WHAT TO DO: Exclude the pictures; give every entry again exactly as written.

DATA RECORDS:
============

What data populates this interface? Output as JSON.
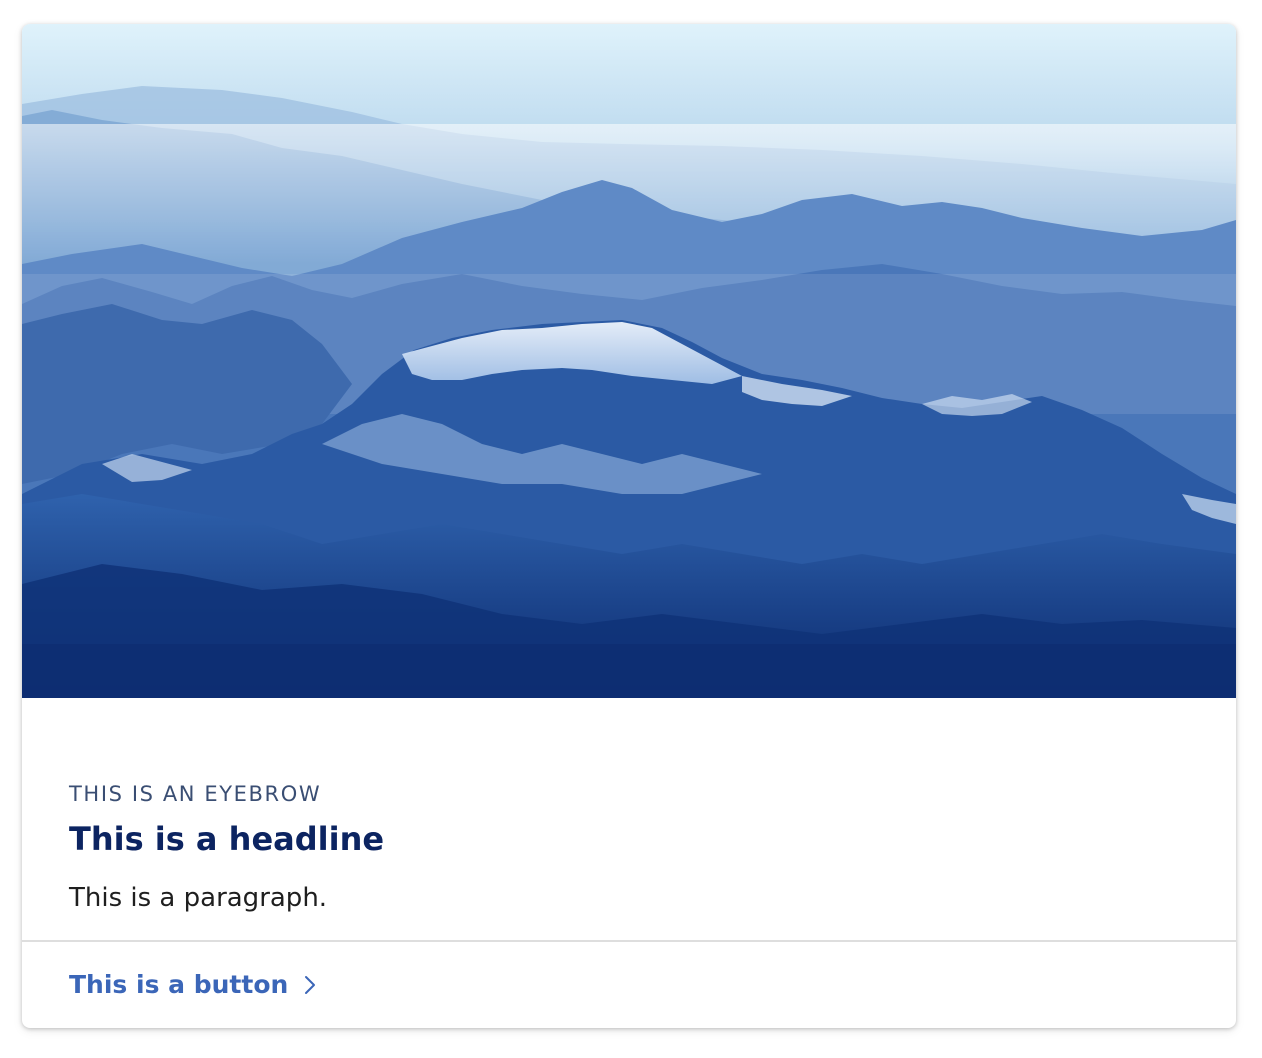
{
  "card": {
    "image": {
      "subject": "aerial view of blue snow-capped mountain ranges with mist",
      "colors": [
        "#dff2fb",
        "#9fc4e3",
        "#4f7fbf",
        "#2a5aa8",
        "#163c8a",
        "#0b2a6e"
      ]
    },
    "eyebrow": "THIS IS AN EYEBROW",
    "headline": "This is a headline",
    "paragraph": "This is a paragraph.",
    "button": {
      "label": "This is a button",
      "icon": "chevron-right-icon"
    }
  },
  "colors": {
    "eyebrow": "#3a4e73",
    "headline": "#0c2461",
    "paragraph": "#1f1f1f",
    "link": "#3b66b8",
    "divider": "#dedede"
  }
}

============

WRITTEN REPLY:
What data populates this interface? Output as JSON.
{
  "card": {
    "image": {
      "subject": "aerial view of blue snow-capped mountain ranges with mist",
      "colors": [
        "#dff2fb",
        "#9fc4e3",
        "#4f7fbf",
        "#2a5aa8",
        "#163c8a",
        "#0b2a6e"
      ]
    },
    "eyebrow": "THIS IS AN EYEBROW",
    "headline": "This is a headline",
    "paragraph": "This is a paragraph.",
    "button": {
      "label": "This is a button",
      "icon": "chevron-right-icon"
    }
  },
  "colors": {
    "eyebrow": "#3a4e73",
    "headline": "#0c2461",
    "paragraph": "#1f1f1f",
    "link": "#3b66b8",
    "divider": "#dedede"
  }
}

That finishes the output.